## [Metin Parçası]
Kararı Demirel verdi, Çiller uyguladı

90'lı yıllarda Kürt iş insanlarına yönelik cinayetleri dönemin cumhurbaşkanı Demirel'in karar verdiğini o dönem başbakan olan Tansu Çiller'in ise uyguladığını iddia eden Baybaşin şöyle devam etti:

Öldürülecek Kürt şahsiyetlerin listesini o dönemin Askeri Yargıtay Başkanı İlhan Şener Paşa bizzat bana İstanbul’a getirip verdi.  Kendisiyle çok yakın görüşüyorduk. Onunla birbirimizin evlerine giderdik ve Ankara'ya gittiğimde Gölbaşı'ndaki Vilayetler Evi'nde sürekli yemek yemeğe giderdik. Başka devlet yöneticileriyle de o ortamda ve o çevrede görüşürdük. Generaller lojmanındaydı. Benim orada görüştüğüm başka generaller de vardı. Yani bana İstanbul’a gelmesi için bana yakın olduğunu izah etmek için tekrarlıyorum; öldürülecek Kürt şahsiyetlerin listesini İlhan Şener Paşa bana bizzat verdikten sonra bu listenin iptal edilebilmesi için çok çalıştım. Kendisi de çok yardımcı oldu ama söylemek zorundayım başaramadım.

## [İstenenler]
Lütfen Baybaşin'in iddialarını aktaran metin parçasından "Öldürülecek Kürt şahsiyetlerin listesini o" ifadesinden aşağıya, "söylemek zorundayım başaramadım." ifadesine kadar her şeyi aynen yineleyin.

## [Kayıtlı Veriler]

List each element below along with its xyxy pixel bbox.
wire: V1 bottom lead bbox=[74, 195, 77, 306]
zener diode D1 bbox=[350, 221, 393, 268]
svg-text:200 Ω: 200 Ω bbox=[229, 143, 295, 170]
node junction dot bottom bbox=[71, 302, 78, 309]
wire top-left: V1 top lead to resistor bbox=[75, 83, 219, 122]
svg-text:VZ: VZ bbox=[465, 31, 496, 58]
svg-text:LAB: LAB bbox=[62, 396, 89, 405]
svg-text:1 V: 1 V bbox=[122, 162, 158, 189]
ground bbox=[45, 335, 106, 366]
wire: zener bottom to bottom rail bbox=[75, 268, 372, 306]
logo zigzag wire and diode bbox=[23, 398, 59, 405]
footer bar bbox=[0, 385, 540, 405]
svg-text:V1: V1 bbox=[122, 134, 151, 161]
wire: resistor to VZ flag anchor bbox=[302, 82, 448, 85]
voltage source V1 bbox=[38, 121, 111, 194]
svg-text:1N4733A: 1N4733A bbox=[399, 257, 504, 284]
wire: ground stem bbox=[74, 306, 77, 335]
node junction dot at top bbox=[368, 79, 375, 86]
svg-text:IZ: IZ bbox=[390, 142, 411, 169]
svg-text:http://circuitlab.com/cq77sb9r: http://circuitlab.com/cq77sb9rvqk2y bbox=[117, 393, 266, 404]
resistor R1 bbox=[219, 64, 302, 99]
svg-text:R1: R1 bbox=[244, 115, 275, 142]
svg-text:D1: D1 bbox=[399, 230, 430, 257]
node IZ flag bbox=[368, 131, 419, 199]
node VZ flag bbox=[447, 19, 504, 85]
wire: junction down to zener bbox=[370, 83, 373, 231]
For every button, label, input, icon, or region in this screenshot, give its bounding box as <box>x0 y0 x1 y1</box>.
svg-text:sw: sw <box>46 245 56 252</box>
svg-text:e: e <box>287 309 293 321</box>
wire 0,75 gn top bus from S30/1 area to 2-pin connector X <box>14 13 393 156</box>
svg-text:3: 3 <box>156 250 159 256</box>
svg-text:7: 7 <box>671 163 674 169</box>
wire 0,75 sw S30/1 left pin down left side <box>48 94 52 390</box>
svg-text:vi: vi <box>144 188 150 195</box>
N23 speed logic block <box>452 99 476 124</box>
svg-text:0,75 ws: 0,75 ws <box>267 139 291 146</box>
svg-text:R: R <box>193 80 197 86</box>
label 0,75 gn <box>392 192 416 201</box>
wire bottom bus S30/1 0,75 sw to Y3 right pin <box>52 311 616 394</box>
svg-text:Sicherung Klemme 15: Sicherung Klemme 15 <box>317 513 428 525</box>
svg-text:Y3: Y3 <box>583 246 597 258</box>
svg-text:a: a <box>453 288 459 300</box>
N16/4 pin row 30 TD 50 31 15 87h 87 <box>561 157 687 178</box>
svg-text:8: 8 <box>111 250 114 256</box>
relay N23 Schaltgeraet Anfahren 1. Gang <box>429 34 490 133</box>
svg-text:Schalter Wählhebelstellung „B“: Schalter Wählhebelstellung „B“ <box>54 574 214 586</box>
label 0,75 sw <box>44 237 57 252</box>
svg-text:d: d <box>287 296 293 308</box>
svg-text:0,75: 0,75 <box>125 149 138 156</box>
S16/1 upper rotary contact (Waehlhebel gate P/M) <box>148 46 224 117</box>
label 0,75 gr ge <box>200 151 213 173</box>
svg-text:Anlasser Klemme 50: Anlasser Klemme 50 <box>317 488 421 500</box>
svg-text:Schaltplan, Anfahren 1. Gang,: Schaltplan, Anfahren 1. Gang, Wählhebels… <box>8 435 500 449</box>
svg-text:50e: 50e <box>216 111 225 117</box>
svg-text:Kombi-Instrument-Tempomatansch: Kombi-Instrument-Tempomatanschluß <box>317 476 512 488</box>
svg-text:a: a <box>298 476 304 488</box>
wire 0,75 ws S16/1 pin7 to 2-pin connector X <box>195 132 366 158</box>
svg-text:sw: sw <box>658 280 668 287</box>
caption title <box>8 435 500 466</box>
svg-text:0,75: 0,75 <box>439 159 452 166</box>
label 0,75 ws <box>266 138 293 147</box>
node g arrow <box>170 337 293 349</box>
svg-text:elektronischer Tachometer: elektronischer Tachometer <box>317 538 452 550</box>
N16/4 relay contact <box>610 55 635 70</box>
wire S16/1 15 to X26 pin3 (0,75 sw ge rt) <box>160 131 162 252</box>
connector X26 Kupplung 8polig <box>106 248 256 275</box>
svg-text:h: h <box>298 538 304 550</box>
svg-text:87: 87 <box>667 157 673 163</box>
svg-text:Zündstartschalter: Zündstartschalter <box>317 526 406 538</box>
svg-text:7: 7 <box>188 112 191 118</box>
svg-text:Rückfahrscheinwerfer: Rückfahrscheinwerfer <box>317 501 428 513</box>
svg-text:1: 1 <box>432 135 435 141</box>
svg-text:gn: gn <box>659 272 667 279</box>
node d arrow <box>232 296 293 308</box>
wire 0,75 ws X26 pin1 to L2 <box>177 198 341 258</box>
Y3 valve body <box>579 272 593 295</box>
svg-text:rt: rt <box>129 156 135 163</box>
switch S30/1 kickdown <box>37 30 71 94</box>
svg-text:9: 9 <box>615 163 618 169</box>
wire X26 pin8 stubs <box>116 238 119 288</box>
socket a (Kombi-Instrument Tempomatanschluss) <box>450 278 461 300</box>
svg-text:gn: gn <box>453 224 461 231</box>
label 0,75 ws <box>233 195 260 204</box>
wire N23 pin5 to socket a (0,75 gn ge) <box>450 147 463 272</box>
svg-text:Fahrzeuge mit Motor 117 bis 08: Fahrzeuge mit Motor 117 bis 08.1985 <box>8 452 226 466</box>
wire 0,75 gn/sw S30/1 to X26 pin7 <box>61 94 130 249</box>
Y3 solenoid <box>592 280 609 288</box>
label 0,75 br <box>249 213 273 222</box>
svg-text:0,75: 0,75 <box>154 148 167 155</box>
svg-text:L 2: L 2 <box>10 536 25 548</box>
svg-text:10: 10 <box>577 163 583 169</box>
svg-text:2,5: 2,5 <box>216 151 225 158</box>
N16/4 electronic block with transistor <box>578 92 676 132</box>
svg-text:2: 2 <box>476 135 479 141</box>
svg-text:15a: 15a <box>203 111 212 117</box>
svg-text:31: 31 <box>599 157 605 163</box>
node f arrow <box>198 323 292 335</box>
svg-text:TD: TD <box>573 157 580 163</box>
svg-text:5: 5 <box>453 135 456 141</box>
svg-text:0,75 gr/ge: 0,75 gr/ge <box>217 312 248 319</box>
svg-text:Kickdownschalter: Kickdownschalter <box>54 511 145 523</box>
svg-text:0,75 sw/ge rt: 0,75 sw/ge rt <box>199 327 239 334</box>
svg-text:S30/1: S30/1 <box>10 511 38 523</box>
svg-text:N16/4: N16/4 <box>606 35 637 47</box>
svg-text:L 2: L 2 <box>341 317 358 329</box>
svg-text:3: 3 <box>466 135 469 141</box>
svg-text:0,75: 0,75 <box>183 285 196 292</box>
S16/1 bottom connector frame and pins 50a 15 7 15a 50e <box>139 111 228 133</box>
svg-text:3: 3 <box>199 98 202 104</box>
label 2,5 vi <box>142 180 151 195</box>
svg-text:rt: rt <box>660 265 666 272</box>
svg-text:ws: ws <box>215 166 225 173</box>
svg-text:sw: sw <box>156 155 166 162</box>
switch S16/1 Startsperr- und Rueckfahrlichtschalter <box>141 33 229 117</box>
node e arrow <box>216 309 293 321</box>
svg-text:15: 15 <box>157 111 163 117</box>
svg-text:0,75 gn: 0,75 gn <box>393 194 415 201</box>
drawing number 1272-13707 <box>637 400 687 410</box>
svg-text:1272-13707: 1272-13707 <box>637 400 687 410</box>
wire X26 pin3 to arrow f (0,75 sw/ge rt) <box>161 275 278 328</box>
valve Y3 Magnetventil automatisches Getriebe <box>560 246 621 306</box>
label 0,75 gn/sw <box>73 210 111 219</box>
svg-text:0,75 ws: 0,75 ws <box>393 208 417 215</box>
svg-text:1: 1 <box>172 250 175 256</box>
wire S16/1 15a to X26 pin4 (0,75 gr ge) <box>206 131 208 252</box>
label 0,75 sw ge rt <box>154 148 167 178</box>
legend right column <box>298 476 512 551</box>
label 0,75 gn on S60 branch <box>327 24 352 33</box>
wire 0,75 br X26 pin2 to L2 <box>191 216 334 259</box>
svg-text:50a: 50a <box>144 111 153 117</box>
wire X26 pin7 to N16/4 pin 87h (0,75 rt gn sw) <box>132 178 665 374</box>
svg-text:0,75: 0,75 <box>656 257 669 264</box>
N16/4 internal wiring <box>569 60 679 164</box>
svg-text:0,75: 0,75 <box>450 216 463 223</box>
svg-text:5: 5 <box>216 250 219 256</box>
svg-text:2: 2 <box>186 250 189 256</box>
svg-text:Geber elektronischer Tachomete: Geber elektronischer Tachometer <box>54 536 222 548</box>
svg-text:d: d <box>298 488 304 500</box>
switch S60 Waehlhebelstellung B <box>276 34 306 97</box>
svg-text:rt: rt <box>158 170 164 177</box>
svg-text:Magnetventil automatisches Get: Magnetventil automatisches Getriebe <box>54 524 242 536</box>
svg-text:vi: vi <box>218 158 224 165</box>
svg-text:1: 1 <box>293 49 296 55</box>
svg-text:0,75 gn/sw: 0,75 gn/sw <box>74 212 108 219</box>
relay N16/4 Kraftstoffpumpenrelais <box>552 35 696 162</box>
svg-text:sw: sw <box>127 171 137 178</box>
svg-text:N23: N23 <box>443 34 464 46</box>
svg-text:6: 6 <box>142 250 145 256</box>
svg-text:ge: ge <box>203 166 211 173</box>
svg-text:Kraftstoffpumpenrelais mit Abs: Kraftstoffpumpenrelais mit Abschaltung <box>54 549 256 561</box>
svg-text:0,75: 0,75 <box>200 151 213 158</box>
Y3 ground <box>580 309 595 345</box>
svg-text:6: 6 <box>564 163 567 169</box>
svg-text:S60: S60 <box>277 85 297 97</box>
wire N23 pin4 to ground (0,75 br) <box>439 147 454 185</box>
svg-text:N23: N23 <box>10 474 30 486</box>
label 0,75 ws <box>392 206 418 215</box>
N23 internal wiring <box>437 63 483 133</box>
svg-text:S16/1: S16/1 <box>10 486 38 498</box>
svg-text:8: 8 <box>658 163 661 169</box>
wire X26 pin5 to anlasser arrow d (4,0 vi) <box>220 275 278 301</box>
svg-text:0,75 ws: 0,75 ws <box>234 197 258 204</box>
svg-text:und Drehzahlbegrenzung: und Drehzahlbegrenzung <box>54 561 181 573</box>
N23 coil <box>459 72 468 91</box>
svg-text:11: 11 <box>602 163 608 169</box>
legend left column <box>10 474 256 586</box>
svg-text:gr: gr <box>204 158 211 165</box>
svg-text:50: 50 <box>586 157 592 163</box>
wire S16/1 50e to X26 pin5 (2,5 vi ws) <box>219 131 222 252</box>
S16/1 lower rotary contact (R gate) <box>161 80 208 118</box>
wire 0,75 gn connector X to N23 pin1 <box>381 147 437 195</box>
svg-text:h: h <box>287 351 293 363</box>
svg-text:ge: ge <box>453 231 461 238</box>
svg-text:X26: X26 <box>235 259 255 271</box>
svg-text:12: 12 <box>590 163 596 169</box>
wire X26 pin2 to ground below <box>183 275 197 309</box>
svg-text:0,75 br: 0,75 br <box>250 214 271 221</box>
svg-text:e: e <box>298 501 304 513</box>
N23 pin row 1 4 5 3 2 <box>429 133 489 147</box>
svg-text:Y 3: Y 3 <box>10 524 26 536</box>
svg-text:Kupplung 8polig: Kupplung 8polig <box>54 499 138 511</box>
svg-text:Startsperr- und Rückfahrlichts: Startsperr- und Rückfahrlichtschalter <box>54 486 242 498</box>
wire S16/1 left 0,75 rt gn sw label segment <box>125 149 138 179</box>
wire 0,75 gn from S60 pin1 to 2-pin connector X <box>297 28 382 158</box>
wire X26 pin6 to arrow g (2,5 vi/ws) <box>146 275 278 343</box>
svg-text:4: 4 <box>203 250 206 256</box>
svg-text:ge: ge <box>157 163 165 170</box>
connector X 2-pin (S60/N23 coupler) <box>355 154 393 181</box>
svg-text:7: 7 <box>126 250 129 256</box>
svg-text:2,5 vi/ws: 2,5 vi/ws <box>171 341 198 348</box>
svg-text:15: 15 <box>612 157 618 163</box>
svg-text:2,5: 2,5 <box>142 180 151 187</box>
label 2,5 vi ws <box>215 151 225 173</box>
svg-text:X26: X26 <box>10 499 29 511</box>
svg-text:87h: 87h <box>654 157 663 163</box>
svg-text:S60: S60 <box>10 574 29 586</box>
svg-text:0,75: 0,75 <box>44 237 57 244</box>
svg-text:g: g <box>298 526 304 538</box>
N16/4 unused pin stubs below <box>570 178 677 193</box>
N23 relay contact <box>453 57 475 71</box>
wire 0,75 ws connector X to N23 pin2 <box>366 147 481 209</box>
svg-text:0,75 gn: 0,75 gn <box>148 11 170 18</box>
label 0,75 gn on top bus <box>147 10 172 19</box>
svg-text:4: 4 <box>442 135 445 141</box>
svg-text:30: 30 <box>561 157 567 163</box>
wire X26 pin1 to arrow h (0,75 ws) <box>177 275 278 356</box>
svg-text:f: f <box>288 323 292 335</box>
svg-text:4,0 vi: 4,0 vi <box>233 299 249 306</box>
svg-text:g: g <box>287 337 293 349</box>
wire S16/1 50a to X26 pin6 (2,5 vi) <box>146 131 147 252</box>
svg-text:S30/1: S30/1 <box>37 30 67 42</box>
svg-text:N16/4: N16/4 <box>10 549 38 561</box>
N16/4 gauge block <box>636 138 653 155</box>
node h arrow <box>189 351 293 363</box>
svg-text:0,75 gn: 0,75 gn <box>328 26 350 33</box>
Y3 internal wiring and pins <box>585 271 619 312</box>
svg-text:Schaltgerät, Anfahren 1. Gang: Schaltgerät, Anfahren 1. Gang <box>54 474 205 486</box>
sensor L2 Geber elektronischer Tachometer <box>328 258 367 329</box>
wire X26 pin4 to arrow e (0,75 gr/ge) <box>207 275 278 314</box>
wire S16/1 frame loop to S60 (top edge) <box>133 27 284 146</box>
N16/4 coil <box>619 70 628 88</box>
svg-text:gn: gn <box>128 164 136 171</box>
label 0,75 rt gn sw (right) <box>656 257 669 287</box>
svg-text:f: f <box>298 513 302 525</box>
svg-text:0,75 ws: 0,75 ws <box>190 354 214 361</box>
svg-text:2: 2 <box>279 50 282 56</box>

## [Görev Sonucu]
Öldürülecek Kürt şahsiyetlerin listesini o dönemin Askeri Yargıtay Başkanı İlhan Şener Paşa bizzat bana İstanbul’a getirip verdi.  Kendisiyle çok yakın görüşüyorduk. Onunla birbirimizin evlerine giderdik ve Ankara'ya gittiğimde Gölbaşı'ndaki Vilayetler Evi'nde sürekli yemek yemeğe giderdik. Başka devlet yöneticileriyle de o ortamda ve o çevrede görüşürdük. Generaller lojmanındaydı. Benim orada görüştüğüm başka generaller de vardı. Yani bana İstanbul’a gelmesi için bana yakın olduğunu izah etmek için tekrarlıyorum; öldürülecek Kürt şahsiyetlerin listesini İlhan Şener Paşa bana bizzat verdikten sonra bu listenin iptal edilebilmesi için çok çalıştım. Kendisi de çok yardımcı oldu ama söylemek zorundayım başaramadım.